Reproduce all lines of the listing below in which the word "QSOs" occurs.

Extracted entries |

------------------------------------

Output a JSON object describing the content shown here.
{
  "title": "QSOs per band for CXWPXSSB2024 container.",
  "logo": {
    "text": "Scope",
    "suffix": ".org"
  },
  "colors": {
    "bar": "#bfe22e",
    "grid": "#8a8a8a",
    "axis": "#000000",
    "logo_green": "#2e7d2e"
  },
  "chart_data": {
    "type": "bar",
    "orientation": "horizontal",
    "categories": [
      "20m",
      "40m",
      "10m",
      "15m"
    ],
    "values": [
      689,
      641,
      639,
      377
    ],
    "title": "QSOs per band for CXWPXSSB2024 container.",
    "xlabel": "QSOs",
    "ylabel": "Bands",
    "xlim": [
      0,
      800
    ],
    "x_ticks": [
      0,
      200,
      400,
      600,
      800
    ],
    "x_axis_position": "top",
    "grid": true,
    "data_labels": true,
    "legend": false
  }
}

------------------------------------

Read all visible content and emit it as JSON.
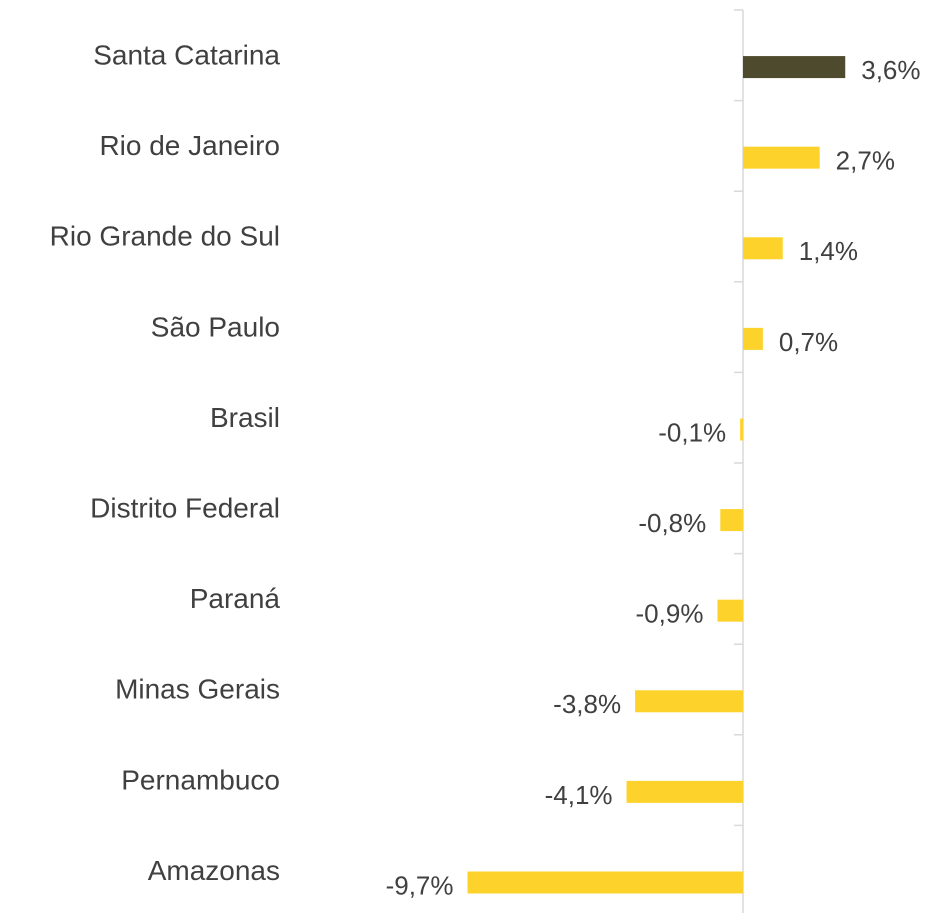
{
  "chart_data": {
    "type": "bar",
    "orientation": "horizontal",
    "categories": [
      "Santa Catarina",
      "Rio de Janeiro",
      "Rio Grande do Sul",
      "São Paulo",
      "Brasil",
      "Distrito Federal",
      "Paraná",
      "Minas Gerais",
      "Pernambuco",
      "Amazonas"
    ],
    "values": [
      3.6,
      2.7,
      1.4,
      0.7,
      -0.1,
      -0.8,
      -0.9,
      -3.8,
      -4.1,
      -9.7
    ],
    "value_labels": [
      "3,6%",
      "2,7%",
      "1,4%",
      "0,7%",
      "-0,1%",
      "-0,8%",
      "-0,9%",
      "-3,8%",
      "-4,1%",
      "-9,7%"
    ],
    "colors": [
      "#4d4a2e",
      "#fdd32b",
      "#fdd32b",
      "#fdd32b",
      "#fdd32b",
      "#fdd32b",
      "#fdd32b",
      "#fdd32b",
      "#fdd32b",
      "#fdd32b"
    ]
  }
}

------------------------------------

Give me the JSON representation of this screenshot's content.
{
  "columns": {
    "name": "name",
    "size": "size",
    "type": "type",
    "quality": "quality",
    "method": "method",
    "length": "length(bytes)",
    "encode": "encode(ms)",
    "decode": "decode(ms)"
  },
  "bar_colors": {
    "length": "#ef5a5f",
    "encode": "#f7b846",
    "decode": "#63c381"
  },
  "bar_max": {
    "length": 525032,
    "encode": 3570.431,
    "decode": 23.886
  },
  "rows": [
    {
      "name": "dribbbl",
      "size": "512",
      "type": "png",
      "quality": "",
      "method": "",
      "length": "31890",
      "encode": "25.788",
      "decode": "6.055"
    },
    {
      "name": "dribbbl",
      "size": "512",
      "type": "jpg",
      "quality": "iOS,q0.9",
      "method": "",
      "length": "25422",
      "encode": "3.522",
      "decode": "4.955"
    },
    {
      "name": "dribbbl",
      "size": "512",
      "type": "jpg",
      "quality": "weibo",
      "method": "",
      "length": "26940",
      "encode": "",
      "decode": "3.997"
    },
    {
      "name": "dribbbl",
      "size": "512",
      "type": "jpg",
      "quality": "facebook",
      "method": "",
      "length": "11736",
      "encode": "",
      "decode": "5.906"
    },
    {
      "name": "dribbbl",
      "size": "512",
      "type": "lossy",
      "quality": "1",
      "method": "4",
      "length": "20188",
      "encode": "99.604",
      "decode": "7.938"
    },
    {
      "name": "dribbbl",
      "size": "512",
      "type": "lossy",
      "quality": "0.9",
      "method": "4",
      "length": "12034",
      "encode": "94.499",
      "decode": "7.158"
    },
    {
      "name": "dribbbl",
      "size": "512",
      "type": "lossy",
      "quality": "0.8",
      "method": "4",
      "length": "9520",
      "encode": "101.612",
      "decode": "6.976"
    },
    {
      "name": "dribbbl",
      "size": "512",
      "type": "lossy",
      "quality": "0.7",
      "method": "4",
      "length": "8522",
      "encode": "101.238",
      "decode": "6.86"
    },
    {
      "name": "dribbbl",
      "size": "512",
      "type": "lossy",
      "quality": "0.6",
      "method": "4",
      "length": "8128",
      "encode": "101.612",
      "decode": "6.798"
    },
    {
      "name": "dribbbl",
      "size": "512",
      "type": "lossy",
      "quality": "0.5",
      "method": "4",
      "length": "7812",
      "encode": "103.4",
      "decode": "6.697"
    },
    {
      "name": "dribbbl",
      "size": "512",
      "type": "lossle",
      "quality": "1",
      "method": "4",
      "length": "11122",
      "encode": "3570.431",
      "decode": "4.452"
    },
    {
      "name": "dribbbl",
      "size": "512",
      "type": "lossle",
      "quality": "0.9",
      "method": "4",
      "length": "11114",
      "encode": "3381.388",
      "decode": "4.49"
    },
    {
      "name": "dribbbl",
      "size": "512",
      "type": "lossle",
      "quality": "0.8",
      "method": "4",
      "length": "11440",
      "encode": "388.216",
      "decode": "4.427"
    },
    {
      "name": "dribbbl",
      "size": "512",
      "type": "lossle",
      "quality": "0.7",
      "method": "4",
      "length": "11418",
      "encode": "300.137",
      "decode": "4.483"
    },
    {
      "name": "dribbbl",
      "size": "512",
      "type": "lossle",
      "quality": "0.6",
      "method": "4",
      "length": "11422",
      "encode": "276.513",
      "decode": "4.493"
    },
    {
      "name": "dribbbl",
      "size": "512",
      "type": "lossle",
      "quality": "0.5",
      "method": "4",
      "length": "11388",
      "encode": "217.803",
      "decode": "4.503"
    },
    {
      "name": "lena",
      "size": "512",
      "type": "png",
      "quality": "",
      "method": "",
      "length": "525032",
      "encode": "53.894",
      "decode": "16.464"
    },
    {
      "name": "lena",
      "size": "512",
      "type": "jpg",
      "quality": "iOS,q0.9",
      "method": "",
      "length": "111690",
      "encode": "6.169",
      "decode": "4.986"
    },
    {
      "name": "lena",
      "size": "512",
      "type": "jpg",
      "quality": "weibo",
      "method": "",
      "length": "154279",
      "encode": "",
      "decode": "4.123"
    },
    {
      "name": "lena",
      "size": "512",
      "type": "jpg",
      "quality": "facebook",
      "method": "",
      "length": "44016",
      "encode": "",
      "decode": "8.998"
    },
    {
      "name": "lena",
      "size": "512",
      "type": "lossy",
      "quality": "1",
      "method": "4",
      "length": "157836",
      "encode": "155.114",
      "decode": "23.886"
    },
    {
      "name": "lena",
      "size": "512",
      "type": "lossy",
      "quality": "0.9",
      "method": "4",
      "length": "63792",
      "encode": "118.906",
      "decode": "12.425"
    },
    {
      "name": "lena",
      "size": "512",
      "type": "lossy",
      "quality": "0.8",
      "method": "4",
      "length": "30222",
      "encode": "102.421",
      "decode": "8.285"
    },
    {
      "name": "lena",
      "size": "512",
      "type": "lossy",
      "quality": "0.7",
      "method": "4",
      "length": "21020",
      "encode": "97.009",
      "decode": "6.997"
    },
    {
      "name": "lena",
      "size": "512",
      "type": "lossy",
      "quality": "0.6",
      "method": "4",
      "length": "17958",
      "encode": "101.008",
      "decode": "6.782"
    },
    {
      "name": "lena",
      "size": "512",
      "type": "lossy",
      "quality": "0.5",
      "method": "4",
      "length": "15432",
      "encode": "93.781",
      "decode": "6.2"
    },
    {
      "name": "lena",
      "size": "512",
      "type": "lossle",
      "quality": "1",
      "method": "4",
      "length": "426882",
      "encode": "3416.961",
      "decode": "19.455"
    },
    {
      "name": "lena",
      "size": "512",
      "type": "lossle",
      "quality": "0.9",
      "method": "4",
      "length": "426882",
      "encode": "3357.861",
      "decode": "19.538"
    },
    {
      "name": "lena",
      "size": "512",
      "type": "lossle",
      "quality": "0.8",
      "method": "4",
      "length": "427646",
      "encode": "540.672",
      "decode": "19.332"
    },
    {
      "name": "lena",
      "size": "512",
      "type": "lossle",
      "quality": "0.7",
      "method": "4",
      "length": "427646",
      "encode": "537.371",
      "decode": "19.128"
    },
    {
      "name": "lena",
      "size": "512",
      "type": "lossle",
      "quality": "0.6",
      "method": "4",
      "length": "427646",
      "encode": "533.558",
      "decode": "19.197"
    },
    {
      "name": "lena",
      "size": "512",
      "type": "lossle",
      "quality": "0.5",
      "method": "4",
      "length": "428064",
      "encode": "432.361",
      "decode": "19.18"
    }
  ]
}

------------------------------------

Output for this exercise |
  "title": "QSOs per band for CXWPXSSB2024 container.",
    "title": "QSOs per band for CXWPXSSB2024 container.",
    "xlabel": "QSOs",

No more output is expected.